• [Task to carry out] For the entries below, how many lines include the word "Level"? Give the figure and nothing more.

═══ Information shown

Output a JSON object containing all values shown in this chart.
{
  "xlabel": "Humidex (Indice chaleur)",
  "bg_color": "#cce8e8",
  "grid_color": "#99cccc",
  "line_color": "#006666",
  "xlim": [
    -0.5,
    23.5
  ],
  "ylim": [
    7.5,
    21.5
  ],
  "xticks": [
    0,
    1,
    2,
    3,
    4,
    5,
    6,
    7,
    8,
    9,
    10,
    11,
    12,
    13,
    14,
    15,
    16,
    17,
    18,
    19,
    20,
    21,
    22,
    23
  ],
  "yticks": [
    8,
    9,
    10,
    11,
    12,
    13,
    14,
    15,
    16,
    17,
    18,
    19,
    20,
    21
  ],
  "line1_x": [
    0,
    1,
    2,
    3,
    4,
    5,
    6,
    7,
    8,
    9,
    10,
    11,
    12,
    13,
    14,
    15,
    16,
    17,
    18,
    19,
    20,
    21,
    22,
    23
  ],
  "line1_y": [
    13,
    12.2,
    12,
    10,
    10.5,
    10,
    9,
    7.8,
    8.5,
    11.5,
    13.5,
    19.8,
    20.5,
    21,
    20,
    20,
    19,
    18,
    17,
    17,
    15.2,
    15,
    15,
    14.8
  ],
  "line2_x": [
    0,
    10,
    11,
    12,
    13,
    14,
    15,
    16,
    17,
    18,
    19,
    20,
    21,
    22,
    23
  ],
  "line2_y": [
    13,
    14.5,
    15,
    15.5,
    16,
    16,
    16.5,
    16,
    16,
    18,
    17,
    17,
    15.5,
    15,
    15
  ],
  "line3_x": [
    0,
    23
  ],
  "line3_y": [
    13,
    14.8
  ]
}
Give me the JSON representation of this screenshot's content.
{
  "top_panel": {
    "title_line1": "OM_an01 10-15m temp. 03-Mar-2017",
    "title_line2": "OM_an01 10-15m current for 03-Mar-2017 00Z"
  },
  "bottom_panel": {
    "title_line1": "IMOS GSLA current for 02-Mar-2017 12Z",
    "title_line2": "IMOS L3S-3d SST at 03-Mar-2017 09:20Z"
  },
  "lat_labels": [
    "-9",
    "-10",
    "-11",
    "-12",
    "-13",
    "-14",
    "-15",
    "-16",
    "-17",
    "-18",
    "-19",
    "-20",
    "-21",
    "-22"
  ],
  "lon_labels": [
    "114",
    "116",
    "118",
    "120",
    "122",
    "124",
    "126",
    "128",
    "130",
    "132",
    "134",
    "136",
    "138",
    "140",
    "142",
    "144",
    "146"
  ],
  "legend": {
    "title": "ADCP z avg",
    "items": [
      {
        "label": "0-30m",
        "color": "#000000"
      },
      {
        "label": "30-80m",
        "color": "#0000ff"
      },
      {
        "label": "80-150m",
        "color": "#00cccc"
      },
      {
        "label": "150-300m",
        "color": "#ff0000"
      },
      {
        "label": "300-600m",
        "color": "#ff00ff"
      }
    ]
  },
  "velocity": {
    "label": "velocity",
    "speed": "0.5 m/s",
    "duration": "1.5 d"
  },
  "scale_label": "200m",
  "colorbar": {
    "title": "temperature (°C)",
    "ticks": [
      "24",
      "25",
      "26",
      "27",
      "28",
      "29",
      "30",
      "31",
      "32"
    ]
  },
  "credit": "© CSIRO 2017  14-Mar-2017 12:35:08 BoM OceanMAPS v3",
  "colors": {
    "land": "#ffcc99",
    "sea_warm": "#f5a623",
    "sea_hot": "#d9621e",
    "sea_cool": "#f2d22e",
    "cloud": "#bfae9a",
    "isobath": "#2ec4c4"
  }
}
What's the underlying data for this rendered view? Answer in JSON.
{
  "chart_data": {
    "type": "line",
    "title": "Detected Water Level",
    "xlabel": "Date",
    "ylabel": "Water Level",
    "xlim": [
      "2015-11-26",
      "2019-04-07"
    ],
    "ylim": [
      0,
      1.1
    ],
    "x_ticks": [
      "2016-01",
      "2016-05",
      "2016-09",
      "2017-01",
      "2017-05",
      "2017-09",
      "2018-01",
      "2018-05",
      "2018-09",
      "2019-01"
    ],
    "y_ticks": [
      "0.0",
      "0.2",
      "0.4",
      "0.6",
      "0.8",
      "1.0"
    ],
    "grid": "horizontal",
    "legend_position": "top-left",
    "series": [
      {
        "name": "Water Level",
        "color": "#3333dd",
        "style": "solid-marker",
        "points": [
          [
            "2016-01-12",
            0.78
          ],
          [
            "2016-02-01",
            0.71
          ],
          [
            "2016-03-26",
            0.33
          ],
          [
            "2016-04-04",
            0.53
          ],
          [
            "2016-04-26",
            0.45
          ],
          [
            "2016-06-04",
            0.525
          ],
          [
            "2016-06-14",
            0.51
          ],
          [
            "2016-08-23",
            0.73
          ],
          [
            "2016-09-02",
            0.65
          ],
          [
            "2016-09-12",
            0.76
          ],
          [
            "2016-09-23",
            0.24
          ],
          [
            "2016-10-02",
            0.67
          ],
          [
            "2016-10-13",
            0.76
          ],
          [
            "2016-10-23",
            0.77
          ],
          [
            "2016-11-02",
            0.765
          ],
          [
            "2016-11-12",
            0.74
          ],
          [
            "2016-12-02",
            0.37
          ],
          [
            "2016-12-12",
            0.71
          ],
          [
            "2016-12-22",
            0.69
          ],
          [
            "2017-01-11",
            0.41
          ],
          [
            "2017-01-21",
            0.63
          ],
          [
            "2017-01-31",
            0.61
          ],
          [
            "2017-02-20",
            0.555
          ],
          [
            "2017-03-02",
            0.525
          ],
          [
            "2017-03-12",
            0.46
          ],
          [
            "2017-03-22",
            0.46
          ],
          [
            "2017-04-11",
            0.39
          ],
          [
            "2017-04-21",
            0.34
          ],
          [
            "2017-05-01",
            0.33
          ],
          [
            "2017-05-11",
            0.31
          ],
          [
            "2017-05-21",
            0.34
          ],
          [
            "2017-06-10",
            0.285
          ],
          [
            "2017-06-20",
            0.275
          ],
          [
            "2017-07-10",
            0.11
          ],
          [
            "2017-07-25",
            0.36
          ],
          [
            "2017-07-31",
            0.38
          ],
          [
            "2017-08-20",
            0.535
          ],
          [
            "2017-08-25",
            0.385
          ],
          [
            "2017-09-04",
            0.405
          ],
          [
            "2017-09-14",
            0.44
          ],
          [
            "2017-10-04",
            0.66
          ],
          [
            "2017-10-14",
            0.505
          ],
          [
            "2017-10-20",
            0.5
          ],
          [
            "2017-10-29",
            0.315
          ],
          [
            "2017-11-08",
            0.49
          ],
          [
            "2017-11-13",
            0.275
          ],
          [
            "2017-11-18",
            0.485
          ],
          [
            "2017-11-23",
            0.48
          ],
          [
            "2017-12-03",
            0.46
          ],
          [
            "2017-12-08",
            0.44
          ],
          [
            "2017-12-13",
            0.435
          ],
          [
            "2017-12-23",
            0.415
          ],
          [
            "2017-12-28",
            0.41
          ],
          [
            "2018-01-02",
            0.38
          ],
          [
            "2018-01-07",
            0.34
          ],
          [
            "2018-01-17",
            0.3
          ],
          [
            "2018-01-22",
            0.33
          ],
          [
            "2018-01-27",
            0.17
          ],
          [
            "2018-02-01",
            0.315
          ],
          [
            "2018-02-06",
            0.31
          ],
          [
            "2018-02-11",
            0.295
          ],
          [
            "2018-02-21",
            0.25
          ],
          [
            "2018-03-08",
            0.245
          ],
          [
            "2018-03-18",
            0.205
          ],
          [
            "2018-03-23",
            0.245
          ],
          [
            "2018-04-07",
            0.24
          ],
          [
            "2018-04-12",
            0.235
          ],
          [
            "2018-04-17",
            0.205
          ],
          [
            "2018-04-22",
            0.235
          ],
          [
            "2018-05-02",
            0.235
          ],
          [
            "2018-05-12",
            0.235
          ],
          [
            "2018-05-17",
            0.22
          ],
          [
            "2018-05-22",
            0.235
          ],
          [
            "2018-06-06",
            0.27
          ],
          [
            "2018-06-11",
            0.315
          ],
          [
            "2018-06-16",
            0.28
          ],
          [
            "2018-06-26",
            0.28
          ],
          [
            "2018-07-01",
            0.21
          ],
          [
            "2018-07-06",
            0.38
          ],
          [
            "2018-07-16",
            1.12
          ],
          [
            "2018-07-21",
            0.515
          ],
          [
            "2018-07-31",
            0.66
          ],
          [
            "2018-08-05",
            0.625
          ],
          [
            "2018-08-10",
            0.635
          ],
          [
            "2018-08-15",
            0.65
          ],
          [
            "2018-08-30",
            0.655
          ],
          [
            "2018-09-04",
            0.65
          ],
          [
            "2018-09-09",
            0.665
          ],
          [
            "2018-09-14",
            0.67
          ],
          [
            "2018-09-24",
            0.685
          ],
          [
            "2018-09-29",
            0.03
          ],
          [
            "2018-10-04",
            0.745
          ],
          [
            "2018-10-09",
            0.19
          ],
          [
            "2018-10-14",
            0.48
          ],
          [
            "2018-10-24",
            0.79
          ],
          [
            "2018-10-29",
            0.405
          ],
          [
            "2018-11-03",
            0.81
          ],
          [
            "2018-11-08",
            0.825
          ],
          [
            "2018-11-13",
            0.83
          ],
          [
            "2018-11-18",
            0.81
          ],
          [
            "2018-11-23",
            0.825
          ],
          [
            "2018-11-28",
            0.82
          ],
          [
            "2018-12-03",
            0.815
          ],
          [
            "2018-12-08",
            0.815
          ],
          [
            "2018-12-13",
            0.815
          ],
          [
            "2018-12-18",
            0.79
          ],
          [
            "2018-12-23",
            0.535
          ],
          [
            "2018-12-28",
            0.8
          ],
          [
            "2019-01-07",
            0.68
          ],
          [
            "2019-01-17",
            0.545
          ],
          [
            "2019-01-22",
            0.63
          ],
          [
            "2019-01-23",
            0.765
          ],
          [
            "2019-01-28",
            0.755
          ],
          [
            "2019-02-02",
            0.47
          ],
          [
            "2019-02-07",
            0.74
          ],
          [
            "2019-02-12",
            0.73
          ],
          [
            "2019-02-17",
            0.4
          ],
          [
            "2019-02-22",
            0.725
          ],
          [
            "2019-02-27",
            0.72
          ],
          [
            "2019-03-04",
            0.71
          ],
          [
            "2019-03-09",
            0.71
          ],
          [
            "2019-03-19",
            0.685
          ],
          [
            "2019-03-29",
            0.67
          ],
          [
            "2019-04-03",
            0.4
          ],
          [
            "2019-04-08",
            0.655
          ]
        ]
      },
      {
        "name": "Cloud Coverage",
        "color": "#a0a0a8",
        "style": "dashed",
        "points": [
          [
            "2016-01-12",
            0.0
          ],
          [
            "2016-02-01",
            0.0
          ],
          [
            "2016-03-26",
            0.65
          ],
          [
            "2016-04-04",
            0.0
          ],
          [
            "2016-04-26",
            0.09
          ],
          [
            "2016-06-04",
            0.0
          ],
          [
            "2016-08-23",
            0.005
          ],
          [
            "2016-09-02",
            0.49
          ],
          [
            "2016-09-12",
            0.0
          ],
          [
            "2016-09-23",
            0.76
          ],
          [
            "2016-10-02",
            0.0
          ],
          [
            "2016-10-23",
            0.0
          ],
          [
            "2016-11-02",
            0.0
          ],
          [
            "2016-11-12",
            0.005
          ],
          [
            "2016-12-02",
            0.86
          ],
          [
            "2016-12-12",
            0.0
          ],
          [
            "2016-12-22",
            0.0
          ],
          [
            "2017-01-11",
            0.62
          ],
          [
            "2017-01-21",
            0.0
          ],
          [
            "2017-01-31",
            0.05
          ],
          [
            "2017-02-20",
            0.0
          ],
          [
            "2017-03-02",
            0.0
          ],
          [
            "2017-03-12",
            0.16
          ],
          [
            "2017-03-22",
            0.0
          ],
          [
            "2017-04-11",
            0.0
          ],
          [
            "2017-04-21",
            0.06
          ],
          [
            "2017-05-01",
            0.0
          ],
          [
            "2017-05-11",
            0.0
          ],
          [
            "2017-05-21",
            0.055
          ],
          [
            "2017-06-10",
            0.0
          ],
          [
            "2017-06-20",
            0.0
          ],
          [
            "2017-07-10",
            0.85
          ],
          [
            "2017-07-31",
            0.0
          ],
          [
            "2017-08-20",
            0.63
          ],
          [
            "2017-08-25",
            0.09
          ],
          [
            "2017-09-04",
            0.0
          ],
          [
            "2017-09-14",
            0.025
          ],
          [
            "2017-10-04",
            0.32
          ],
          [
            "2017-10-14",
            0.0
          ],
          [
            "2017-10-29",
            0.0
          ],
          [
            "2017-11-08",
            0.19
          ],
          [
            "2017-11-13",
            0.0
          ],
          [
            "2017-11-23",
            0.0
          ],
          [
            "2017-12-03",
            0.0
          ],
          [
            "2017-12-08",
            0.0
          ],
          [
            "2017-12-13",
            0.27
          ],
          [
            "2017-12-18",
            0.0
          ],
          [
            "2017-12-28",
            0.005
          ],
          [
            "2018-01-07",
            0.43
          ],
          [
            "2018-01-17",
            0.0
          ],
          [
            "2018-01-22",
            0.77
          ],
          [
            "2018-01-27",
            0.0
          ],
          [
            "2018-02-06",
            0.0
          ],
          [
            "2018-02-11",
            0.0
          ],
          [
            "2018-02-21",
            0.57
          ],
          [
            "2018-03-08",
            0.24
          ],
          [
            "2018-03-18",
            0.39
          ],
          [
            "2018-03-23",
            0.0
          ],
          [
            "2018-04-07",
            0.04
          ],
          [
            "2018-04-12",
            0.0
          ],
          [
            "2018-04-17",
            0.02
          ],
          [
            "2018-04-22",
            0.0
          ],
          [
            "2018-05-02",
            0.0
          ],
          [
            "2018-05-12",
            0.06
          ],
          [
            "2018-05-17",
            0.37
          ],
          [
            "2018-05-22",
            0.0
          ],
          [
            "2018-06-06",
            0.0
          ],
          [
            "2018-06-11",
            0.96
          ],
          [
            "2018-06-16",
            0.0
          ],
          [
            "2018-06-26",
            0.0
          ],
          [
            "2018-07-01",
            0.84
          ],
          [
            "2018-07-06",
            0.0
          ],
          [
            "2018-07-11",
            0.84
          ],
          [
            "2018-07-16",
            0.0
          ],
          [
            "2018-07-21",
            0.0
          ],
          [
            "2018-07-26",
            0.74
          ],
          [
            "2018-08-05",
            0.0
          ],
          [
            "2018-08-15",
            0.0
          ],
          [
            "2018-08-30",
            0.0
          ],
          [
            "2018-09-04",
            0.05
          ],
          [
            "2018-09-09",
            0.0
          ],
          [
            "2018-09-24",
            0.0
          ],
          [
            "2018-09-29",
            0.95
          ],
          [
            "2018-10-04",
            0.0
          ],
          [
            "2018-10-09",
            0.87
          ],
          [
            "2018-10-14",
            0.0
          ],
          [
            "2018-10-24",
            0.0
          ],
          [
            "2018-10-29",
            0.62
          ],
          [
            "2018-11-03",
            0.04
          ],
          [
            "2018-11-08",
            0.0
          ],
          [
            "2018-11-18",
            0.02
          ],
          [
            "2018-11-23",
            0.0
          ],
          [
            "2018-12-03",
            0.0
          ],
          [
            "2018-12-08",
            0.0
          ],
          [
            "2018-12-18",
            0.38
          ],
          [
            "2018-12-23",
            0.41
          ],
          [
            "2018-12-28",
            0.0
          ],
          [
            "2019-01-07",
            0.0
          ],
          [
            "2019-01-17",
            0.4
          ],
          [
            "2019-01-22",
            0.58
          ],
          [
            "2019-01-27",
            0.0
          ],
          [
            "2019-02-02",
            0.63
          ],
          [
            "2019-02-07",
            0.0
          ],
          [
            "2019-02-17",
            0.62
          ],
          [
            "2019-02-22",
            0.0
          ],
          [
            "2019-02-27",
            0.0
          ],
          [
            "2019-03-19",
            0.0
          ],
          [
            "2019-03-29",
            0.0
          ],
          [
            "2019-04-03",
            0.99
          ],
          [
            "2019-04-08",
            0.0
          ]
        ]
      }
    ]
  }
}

══════

• [Response] 3